GIVEN PASSAGE:
+ + +
Wells Fargo, Fifth Third Bancorp, Boeing and Comcast all reportedly unveiled the good news.

Earlier Wednesday, AT&T announced it would give more than 200,000 workers a special $1,000 bonus to celebrate the signing of the tax-cut bill.

"You're going to see the economy take off like nothing we have seen in a generation," Louisiana GOP Rep. Steve Scalise, the House majority whip, predicted, The Hill reported.

According to Axios, Fifth-Third Bancorp will raise the minimum wage of its workforce to $15 per hour — a move that'll increase the payout to 3,000 of its workers who make less than that. Axios reported the company made $1.5 billion in profit last year.

Meanwhile, CNBC reported San Francisco-based Wells Fargo will up its minimum wage to $15 an hour, and also will allocate $400 million in donations to community and nonprofit organizations in 2018.

The Chicago-based Boeing Company said it's "still studying all of the provisions of the new legislation," but has committed $300 million for charitable giving, employee development programs and "workplace of the future" facilities and infrastructure enhancement.

In a statement chairman and CEO of Comcast NBCUniversal Brian Roberts said the company will award $1,000 in bonuses to more than 100,000 eligible frontline and non-executive employees, Axios reported.

It'll also spend $50 billion over the next five years to improve and extend its broadband plant and capacity. Roberts said this move would create "thousands of new direct and indirect jobs."

Democrats have been skeptical of claims the corporate tax slash would stimulate jobs and earnings, arguing big businesses would simply pump the tax-cut money back to their shareholders.

"[AT&T's] announcement today is the exception, not the rule, when it comes to the biggest corporations spending their windfall," a release from the office of Senate Minority Leader Charles Schumer, D-N.Y., asserted, according to The Hill.

"There is a reason so few executives have said the tax bill will lead to more jobs, investments, and higher wages — because it will actually lead to share buybacks, corporate bonuses, and dividends."
+ + +
[Dataset rows]
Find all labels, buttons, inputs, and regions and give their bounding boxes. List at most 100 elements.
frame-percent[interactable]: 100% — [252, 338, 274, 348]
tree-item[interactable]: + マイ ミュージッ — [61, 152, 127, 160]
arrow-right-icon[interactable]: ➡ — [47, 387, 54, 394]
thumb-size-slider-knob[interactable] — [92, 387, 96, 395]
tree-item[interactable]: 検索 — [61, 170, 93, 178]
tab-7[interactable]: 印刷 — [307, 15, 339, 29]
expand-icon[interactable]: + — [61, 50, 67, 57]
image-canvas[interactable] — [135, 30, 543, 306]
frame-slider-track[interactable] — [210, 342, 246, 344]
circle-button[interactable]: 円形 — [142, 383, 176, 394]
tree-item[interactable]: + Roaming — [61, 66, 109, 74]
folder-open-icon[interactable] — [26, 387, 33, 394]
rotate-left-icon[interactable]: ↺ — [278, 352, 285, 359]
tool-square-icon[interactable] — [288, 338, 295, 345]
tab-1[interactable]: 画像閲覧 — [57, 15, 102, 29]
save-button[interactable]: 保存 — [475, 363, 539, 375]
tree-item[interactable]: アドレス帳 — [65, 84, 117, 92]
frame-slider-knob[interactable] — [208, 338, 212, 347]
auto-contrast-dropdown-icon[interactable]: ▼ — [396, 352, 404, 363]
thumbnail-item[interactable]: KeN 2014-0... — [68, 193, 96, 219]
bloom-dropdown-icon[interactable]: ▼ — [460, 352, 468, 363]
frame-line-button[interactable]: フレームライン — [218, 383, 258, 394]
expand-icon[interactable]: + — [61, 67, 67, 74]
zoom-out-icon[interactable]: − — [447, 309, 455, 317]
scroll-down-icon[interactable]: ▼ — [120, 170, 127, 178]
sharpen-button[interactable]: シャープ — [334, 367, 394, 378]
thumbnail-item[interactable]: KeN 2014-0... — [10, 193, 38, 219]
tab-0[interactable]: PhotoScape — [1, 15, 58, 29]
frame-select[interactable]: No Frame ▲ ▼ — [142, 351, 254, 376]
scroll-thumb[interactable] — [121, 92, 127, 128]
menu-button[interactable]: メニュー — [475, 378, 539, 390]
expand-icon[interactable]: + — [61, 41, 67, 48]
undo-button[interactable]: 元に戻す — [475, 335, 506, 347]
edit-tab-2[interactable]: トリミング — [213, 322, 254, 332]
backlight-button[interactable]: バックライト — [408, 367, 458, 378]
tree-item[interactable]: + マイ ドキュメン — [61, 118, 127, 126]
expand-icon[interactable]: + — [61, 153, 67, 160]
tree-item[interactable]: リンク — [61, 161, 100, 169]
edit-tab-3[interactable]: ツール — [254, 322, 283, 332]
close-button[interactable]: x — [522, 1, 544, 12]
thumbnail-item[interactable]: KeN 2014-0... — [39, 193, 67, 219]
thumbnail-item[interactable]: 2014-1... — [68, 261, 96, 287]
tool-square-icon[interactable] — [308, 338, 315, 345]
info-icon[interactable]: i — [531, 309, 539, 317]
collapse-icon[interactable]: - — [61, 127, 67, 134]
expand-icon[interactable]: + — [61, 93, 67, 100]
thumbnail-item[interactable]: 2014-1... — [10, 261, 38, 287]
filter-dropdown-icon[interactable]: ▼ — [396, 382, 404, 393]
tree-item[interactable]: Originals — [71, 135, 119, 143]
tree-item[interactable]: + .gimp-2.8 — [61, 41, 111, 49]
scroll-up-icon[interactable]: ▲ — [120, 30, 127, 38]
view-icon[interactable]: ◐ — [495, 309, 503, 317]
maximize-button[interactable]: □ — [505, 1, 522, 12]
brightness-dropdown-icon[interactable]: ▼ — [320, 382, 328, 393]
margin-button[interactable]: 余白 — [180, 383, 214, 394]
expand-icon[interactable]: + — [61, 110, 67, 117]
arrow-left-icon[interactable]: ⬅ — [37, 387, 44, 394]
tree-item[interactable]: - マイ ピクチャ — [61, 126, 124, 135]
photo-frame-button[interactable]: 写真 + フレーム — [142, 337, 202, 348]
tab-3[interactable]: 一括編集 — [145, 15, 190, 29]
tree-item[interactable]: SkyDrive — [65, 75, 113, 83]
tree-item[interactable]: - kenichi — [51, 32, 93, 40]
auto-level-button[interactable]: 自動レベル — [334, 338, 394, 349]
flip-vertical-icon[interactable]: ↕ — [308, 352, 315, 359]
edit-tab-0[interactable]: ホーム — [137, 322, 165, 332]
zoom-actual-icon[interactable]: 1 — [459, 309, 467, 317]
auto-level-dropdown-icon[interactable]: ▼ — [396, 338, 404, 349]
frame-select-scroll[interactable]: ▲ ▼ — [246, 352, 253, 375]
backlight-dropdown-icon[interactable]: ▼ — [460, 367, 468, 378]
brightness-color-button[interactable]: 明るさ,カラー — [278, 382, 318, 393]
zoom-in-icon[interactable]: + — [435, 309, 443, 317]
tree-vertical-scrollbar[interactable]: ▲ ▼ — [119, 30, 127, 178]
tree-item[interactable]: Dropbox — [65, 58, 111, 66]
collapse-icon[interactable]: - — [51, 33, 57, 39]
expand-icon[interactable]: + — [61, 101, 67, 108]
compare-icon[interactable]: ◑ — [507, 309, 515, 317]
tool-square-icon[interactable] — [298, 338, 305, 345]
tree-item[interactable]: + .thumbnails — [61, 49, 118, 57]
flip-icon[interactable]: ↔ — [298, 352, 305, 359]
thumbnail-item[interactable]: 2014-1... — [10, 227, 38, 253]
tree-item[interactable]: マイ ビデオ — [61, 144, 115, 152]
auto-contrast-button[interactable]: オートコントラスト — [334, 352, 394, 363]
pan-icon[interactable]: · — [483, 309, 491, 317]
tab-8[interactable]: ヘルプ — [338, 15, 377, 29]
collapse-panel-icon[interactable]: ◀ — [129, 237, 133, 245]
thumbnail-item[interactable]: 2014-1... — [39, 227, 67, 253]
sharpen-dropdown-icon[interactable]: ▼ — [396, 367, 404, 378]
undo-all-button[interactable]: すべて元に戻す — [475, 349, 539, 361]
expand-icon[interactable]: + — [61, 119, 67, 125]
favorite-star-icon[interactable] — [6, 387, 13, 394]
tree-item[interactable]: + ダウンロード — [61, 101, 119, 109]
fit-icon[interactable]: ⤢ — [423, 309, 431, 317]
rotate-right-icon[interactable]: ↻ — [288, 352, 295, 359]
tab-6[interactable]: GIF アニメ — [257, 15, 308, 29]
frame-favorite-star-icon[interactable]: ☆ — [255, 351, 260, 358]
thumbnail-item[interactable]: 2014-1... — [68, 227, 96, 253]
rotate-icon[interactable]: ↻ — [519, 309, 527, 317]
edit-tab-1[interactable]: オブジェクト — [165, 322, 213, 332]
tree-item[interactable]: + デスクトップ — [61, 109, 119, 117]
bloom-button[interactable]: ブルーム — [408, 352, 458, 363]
+ + +
GIVEN INSTRUCTION: In the article about corporate responses to the tax-cut bill, how much does Comcast plan to spend on its broadband plant and capacity, and over what period?

SOLUTION FOR THIS PROBLEM: $50 billion over the next five years.